§ **PROBLEM TO SOLVE**
Every line below that mentions the word "growers" should be copied out.

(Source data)
━━━━━━━━
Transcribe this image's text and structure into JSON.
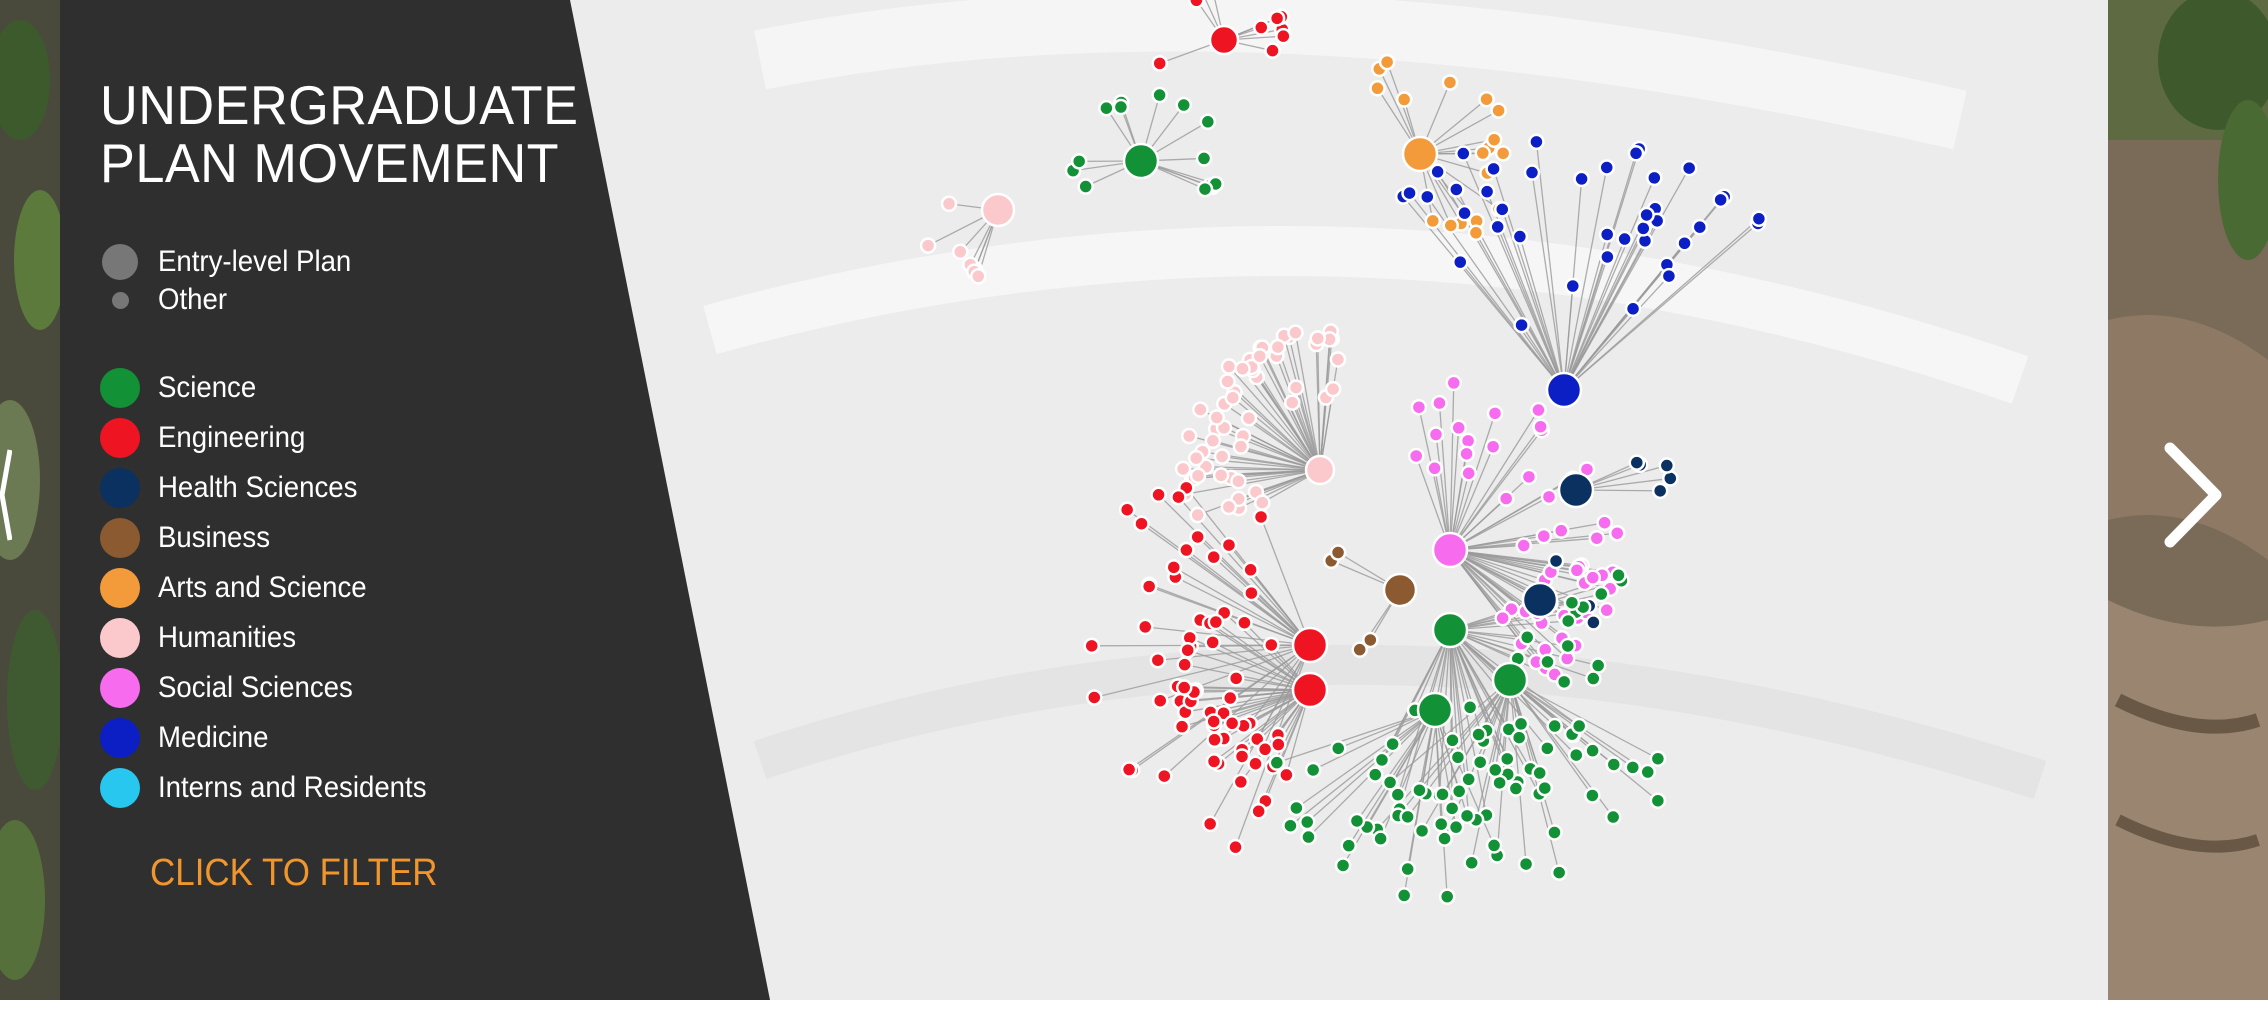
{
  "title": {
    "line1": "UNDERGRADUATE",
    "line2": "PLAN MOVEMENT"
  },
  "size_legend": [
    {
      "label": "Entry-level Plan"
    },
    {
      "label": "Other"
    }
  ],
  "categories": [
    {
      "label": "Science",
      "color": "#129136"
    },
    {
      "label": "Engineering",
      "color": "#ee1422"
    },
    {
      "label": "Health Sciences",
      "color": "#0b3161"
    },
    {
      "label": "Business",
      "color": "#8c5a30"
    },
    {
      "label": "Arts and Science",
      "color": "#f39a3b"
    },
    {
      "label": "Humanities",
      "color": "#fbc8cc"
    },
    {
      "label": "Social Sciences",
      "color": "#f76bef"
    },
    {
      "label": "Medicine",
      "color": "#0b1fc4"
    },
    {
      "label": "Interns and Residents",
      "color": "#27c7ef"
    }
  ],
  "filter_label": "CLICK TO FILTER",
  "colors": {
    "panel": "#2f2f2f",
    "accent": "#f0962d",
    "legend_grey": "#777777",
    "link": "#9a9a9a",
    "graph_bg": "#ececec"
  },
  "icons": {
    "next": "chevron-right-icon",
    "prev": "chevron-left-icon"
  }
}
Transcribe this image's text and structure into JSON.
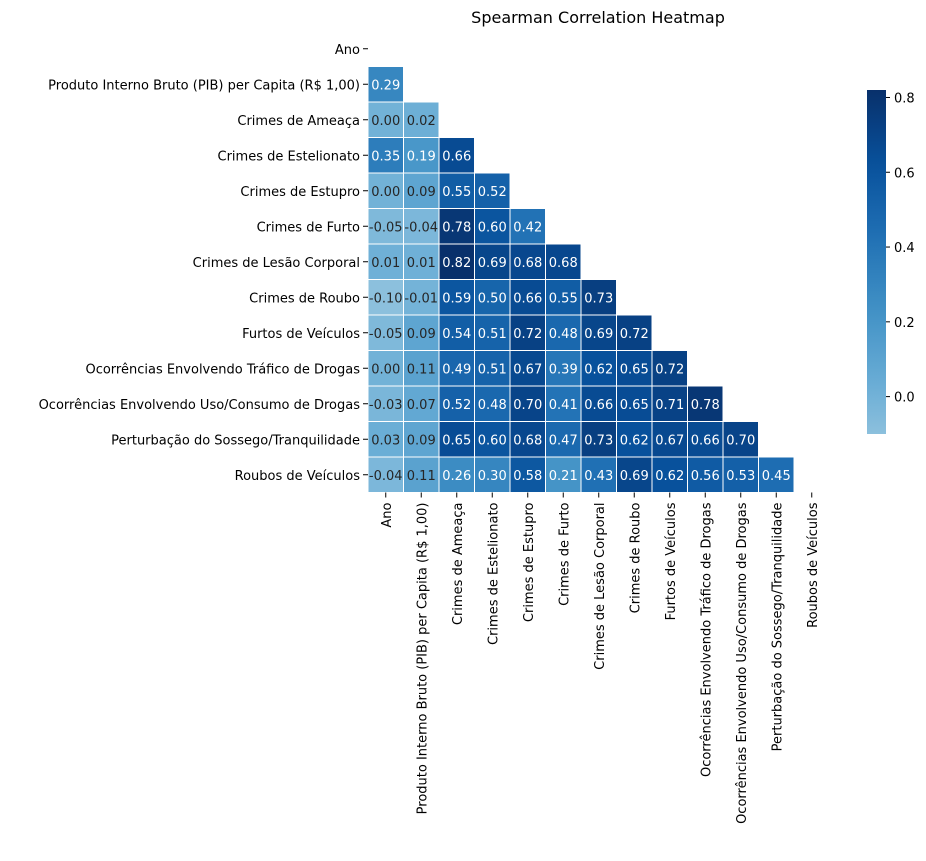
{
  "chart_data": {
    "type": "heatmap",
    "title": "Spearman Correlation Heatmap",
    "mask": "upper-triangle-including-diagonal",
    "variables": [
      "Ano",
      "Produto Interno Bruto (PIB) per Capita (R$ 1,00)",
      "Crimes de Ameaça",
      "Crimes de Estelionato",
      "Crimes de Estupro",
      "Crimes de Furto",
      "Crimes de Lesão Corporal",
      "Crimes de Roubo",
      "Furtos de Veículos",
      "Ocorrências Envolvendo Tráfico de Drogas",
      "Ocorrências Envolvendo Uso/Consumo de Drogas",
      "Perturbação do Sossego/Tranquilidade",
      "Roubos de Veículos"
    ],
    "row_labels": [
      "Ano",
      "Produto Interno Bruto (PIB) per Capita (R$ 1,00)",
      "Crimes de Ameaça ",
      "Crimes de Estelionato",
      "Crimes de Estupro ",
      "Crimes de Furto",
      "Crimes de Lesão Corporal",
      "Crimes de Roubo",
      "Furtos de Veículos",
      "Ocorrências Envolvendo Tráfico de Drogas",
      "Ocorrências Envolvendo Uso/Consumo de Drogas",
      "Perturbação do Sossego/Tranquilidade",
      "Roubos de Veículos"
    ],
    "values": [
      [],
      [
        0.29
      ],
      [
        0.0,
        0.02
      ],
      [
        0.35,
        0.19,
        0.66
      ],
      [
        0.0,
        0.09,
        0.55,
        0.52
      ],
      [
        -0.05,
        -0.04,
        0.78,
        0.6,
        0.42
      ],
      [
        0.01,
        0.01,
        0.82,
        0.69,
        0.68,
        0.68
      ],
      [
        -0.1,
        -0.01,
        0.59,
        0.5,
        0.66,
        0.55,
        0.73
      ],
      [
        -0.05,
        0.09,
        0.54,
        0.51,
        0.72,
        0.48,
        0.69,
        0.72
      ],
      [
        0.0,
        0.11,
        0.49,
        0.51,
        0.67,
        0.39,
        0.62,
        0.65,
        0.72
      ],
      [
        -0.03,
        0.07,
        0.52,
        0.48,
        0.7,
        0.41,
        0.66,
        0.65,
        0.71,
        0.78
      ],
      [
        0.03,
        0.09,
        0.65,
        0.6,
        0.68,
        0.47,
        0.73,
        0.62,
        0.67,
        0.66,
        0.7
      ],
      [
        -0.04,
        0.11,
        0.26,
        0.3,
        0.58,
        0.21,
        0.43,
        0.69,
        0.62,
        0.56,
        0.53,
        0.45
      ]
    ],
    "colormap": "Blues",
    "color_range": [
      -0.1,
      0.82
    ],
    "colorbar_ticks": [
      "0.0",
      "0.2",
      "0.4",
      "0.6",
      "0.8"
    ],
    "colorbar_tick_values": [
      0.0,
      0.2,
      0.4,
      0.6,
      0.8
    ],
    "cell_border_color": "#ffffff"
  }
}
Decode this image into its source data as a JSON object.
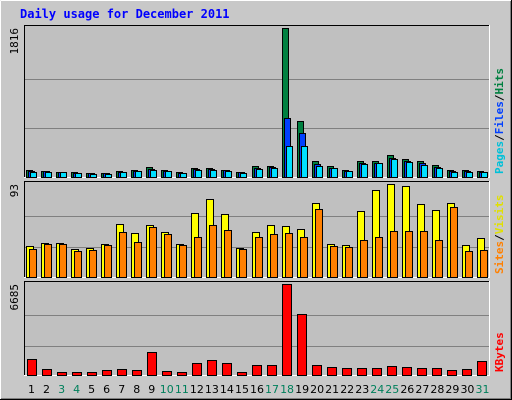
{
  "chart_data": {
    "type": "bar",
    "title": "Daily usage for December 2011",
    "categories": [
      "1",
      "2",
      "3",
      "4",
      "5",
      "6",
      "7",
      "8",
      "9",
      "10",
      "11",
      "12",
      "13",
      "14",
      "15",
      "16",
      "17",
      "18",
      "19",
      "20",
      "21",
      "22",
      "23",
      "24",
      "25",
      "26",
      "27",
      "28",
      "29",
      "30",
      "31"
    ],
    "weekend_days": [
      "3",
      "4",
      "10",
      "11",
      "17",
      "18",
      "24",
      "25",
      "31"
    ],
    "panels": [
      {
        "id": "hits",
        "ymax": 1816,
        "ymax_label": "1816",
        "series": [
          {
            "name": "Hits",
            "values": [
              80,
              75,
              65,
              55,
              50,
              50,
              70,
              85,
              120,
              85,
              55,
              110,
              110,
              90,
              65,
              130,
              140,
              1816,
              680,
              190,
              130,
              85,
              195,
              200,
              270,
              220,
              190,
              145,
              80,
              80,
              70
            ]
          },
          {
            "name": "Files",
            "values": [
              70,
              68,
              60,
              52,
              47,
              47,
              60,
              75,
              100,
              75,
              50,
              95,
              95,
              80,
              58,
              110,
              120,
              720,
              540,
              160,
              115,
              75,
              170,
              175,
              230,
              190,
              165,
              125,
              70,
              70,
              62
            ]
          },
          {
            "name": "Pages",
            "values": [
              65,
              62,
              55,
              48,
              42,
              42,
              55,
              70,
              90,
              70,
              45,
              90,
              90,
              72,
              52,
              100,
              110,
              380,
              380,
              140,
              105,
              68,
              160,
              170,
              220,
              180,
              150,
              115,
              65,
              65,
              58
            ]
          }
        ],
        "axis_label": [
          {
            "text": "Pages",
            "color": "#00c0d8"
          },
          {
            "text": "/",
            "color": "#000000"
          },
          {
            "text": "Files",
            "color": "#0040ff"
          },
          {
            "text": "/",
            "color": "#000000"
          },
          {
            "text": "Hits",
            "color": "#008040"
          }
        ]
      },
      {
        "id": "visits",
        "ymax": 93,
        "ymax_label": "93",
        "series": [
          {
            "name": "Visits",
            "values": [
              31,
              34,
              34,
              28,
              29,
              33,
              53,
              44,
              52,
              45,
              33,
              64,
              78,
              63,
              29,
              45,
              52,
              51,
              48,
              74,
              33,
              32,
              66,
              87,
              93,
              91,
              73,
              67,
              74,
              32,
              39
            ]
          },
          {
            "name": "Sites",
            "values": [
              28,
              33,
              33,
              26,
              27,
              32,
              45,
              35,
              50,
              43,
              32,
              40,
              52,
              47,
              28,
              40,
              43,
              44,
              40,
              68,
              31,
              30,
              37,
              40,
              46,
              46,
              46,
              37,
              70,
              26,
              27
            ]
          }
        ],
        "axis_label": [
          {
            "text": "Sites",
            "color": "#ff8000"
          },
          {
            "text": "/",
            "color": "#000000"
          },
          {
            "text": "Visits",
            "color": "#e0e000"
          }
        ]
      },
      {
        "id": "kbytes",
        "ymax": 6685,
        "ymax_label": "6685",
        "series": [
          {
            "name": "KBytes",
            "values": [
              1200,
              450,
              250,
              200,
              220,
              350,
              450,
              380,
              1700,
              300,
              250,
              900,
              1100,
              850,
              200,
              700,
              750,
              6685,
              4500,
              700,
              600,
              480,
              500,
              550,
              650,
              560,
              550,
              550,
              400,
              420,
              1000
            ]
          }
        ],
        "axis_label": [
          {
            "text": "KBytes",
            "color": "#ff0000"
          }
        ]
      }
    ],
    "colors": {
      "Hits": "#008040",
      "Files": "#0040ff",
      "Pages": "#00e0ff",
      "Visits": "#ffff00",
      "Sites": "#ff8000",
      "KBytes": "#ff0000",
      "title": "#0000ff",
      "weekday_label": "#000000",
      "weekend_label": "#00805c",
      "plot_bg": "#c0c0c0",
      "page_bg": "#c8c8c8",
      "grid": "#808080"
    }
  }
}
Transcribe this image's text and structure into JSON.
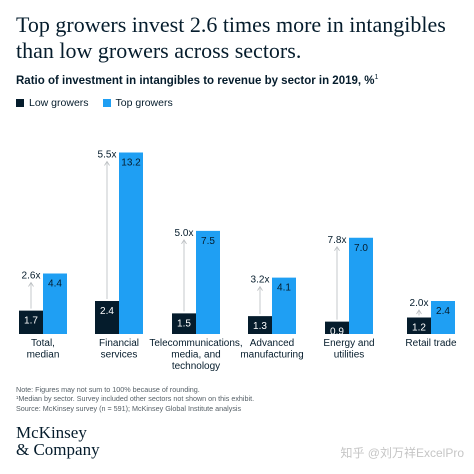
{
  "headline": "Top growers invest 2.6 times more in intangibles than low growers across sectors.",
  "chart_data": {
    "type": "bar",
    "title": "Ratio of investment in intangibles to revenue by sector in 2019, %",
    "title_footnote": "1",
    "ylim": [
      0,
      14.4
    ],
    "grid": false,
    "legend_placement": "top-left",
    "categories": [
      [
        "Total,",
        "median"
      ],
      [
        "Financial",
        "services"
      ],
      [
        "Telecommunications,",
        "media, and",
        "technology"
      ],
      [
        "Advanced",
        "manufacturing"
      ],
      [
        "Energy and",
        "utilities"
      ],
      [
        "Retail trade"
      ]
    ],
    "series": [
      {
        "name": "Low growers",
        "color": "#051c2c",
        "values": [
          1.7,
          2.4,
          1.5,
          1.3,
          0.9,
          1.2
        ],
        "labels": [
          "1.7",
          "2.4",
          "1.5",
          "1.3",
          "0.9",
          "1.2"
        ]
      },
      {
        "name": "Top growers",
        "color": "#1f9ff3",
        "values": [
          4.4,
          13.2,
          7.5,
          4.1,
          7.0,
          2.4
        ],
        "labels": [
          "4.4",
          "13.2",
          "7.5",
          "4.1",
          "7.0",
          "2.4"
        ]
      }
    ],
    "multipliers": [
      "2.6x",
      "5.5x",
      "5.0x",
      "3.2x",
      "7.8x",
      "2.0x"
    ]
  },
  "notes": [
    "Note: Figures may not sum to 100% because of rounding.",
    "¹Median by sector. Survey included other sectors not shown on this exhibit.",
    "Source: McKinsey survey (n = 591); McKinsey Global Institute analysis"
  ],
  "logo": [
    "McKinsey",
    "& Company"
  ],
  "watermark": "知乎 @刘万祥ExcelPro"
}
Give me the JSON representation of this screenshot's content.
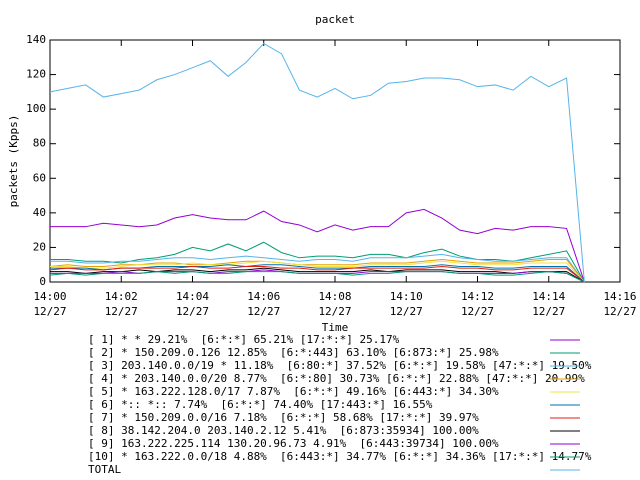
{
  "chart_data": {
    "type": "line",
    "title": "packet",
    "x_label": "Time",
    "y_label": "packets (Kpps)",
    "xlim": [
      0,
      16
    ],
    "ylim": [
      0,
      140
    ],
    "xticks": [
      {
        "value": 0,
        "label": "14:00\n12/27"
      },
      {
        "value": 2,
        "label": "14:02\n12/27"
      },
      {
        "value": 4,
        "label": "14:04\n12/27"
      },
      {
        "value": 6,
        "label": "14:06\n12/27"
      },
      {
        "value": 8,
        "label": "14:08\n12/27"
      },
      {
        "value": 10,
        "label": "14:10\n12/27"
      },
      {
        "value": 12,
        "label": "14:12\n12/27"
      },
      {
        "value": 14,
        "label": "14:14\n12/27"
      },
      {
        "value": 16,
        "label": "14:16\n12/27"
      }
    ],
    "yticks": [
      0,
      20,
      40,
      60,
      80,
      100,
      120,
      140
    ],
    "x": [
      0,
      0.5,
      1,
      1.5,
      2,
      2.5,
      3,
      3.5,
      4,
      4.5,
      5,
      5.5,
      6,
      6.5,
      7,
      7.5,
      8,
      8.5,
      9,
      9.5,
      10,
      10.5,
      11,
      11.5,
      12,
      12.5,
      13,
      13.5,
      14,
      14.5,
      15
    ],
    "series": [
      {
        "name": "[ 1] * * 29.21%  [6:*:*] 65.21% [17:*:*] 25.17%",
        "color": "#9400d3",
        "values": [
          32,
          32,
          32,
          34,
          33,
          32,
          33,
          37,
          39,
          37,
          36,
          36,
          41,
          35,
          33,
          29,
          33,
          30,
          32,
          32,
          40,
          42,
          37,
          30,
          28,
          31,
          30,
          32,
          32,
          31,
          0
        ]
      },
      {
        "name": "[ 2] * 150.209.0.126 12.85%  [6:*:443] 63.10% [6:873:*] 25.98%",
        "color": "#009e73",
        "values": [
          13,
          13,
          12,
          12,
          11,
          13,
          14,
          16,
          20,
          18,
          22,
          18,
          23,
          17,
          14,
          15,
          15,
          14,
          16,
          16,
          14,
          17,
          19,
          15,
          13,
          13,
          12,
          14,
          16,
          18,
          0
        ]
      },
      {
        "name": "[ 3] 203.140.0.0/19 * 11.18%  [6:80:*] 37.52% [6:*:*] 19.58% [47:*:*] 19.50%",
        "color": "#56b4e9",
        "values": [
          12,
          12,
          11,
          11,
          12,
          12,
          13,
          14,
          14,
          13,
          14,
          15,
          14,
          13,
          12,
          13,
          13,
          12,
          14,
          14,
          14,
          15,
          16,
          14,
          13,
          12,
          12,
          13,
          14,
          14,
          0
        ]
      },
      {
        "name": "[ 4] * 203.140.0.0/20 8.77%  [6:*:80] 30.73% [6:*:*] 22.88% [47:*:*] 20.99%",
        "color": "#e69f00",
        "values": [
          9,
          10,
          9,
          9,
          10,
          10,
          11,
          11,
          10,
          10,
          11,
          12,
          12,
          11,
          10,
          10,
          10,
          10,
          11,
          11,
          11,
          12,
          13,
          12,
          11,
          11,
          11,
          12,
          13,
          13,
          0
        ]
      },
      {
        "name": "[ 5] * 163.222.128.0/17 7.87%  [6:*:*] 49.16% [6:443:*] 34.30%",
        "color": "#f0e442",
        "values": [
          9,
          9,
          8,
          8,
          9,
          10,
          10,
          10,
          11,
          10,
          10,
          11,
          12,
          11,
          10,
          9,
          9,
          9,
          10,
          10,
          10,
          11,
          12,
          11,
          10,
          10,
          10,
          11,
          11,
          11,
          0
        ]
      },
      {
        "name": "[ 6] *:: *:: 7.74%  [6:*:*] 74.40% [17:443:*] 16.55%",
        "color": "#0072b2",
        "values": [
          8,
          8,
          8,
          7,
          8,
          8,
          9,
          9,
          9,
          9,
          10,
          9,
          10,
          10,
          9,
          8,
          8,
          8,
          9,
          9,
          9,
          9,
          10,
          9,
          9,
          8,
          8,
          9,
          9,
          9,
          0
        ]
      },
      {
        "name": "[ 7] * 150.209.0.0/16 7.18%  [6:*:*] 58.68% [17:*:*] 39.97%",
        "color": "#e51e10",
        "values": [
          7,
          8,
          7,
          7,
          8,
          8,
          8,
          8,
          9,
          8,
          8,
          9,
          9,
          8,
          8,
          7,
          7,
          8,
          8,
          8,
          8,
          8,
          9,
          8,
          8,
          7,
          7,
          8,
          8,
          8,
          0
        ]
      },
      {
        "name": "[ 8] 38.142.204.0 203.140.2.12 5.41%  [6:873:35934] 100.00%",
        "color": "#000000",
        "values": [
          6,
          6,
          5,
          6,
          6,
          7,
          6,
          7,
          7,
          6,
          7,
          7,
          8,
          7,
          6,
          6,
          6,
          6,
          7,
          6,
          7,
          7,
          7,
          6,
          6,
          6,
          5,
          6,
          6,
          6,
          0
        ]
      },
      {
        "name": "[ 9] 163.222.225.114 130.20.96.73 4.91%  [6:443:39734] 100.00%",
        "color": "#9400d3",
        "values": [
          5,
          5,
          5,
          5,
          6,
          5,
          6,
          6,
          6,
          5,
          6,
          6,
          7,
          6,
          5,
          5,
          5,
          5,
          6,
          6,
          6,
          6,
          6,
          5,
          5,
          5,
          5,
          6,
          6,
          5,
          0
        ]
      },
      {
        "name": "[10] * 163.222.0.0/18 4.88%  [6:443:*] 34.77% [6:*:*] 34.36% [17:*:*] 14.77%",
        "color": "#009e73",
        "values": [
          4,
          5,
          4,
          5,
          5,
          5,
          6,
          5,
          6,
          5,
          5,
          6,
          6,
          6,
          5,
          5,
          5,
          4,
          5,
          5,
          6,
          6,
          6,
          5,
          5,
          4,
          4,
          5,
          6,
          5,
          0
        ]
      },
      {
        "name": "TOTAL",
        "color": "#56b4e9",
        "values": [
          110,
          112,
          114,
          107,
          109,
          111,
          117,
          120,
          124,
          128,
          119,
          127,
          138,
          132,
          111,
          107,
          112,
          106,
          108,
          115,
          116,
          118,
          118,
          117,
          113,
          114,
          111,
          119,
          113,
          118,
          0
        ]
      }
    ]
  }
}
━━━━━━━━
§ **SOLUTION FOR THIS TASK**
  "headline": "Top growers invest 2.6 times more in intangibles than low growers across sectors.",
        "name": "Low growers",
        "name": "Top growers",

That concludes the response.